--- START OF ENTRIES SUPPLIED ---

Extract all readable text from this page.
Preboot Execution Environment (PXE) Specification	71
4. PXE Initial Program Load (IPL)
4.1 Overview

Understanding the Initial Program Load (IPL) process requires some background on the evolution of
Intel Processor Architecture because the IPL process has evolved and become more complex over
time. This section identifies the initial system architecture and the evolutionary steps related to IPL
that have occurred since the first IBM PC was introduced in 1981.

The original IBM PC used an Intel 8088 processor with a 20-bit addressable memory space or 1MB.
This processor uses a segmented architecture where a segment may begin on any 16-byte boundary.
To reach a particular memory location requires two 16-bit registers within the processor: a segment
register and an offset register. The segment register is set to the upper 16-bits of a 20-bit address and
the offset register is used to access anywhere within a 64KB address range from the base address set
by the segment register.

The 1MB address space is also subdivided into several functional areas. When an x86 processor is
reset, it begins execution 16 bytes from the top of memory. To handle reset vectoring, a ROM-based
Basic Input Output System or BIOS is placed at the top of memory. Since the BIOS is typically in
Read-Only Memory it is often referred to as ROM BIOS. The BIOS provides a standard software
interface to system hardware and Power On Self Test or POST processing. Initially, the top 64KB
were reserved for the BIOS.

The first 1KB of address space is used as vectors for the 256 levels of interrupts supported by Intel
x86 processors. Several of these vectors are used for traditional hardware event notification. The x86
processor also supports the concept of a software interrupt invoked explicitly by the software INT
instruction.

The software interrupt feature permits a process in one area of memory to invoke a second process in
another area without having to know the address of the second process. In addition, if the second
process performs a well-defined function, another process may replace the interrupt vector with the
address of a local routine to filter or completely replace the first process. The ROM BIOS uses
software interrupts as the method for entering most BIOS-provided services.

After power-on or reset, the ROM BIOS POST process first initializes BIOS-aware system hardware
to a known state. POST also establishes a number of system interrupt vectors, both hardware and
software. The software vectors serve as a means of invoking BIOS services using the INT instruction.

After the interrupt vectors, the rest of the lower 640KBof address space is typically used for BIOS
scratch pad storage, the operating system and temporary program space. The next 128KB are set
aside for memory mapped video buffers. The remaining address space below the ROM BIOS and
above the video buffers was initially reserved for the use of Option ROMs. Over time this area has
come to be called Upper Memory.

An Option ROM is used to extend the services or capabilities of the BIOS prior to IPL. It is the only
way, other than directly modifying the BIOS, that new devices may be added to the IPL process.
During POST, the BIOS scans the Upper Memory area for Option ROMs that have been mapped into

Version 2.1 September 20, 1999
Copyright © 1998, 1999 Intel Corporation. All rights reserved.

--- END OF ENTRIES SUPPLIED ---

- **TASK TO CARRY OUT**:
Reproduce each entry exactly, leaving out nothing.

- **REPLY**:
Extract all readable text from this page.
Preboot Execution Environment (PXE) Specification	71
4. PXE Initial Program Load (IPL)
4.1 Overview

Understanding the Initial Program Load (IPL) process requires some background on the evolution of
Intel Processor Architecture because the IPL process has evolved and become more complex over
time. This section identifies the initial system architecture and the evolutionary steps related to IPL
that have occurred since the first IBM PC was introduced in 1981.

The original IBM PC used an Intel 8088 processor with a 20-bit addressable memory space or 1MB.
This processor uses a segmented architecture where a segment may begin on any 16-byte boundary.
To reach a particular memory location requires two 16-bit registers within the processor: a segment
register and an offset register. The segment register is set to the upper 16-bits of a 20-bit address and
the offset register is used to access anywhere within a 64KB address range from the base address set
by the segment register.

The 1MB address space is also subdivided into several functional areas. When an x86 processor is
reset, it begins execution 16 bytes from the top of memory. To handle reset vectoring, a ROM-based
Basic Input Output System or BIOS is placed at the top of memory. Since the BIOS is typically in
Read-Only Memory it is often referred to as ROM BIOS. The BIOS provides a standard software
interface to system hardware and Power On Self Test or POST processing. Initially, the top 64KB
were reserved for the BIOS.

The first 1KB of address space is used as vectors for the 256 levels of interrupts supported by Intel
x86 processors. Several of these vectors are used for traditional hardware event notification. The x86
processor also supports the concept of a software interrupt invoked explicitly by the software INT
instruction.

The software interrupt feature permits a process in one area of memory to invoke a second process in
another area without having to know the address of the second process. In addition, if the second
process performs a well-defined function, another process may replace the interrupt vector with the
address of a local routine to filter or completely replace the first process. The ROM BIOS uses
software interrupts as the method for entering most BIOS-provided services.

After power-on or reset, the ROM BIOS POST process first initializes BIOS-aware system hardware
to a known state. POST also establishes a number of system interrupt vectors, both hardware and
software. The software vectors serve as a means of invoking BIOS services using the INT instruction.

After the interrupt vectors, the rest of the lower 640KBof address space is typically used for BIOS
scratch pad storage, the operating system and temporary program space. The next 128KB are set
aside for memory mapped video buffers. The remaining address space below the ROM BIOS and
above the video buffers was initially reserved for the use of Option ROMs. Over time this area has
come to be called Upper Memory.

An Option ROM is used to extend the services or capabilities of the BIOS prior to IPL. It is the only
way, other than directly modifying the BIOS, that new devices may be added to the IPL process.
During POST, the BIOS scans the Upper Memory area for Option ROMs that have been mapped into

Version 2.1 September 20, 1999
Copyright © 1998, 1999 Intel Corporation. All rights reserved.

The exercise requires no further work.